Goal of the exercise: Scan the following material for the string "Runge" and copy each line in which it appears.
○ ○ ○
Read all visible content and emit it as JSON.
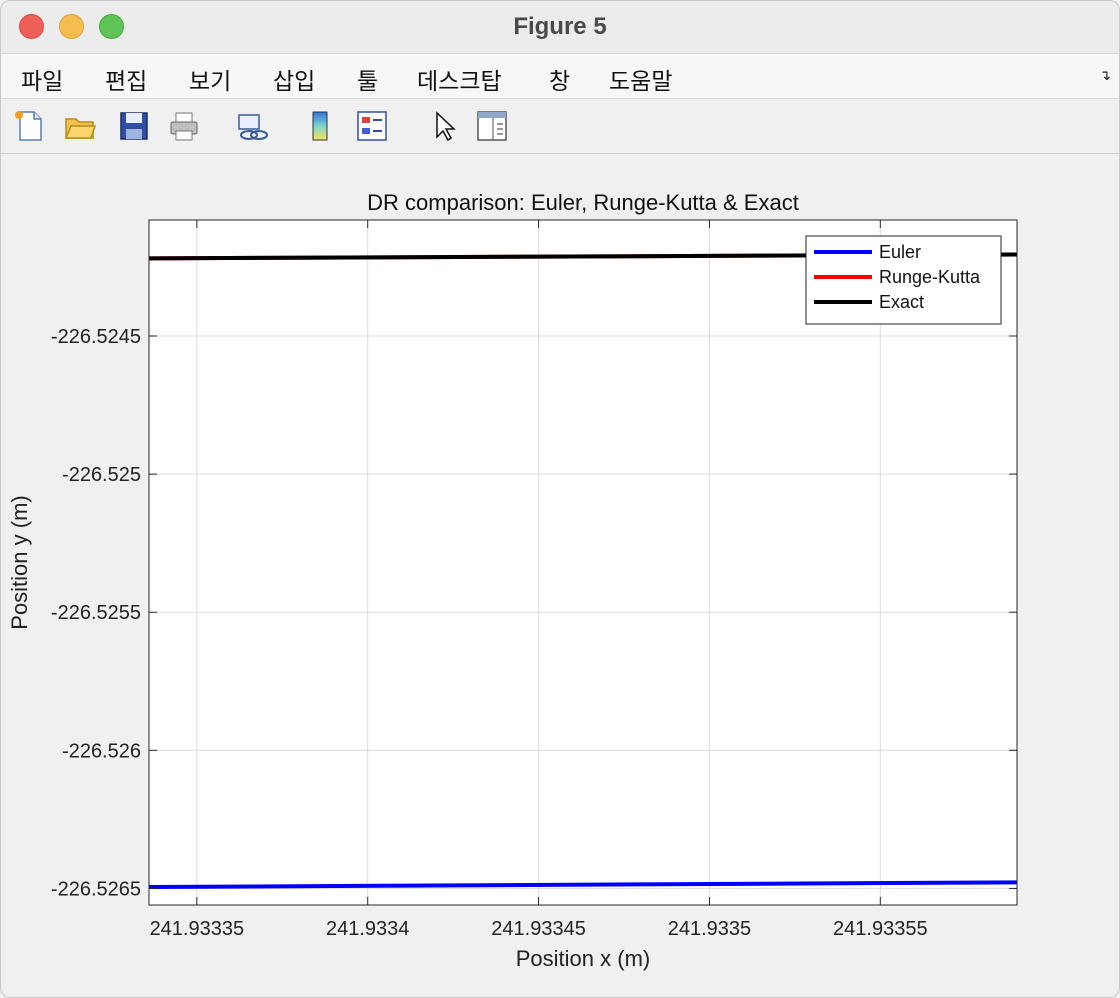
{
  "window": {
    "title": "Figure 5",
    "colors": {
      "close": "#ee5f57",
      "minimize": "#f5bd4f",
      "maximize": "#5fc456"
    }
  },
  "menubar": {
    "items": [
      "파일",
      "편집",
      "보기",
      "삽입",
      "툴",
      "데스크탑",
      "창",
      "도움말"
    ],
    "corner_icon": "dock-arrow-icon"
  },
  "toolbar": {
    "buttons": [
      {
        "icon": "new-figure-icon"
      },
      {
        "icon": "open-file-icon"
      },
      {
        "icon": "save-icon"
      },
      {
        "icon": "print-icon"
      },
      {
        "icon": "link-plot-icon"
      },
      {
        "icon": "colorbar-icon"
      },
      {
        "icon": "legend-icon"
      },
      {
        "icon": "edit-plot-pointer-icon"
      },
      {
        "icon": "property-inspector-icon"
      }
    ]
  },
  "chart_data": {
    "type": "line",
    "title": "DR comparison: Euler, Runge-Kutta & Exact",
    "xlabel": "Position x (m)",
    "ylabel": "Position y (m)",
    "xlim": [
      241.933336,
      241.93359
    ],
    "ylim": [
      -226.52656,
      -226.52408
    ],
    "xticks": [
      241.93335,
      241.9334,
      241.93345,
      241.9335,
      241.93355
    ],
    "xtick_labels": [
      "241.93335",
      "241.9334",
      "241.93345",
      "241.9335",
      "241.93355"
    ],
    "yticks": [
      -226.5245,
      -226.525,
      -226.5255,
      -226.526,
      -226.5265
    ],
    "ytick_labels": [
      "-226.5245",
      "-226.525",
      "-226.5255",
      "-226.526",
      "-226.5265"
    ],
    "grid": true,
    "legend_position": "top-right",
    "series": [
      {
        "name": "Euler",
        "color": "#0000ff",
        "x": [
          241.933336,
          241.93359
        ],
        "y": [
          -226.526495,
          -226.526478
        ]
      },
      {
        "name": "Runge-Kutta",
        "color": "#ff0000",
        "x": [
          241.933336,
          241.93359
        ],
        "y": [
          -226.524219,
          -226.524205
        ]
      },
      {
        "name": "Exact",
        "color": "#000000",
        "x": [
          241.933336,
          241.93359
        ],
        "y": [
          -226.524219,
          -226.524205
        ]
      }
    ]
  }
}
○ ○ ○
Task response:
    "title": "DR comparison: Euler, Runge-Kutta & Exact",
        "name": "Runge-Kutta",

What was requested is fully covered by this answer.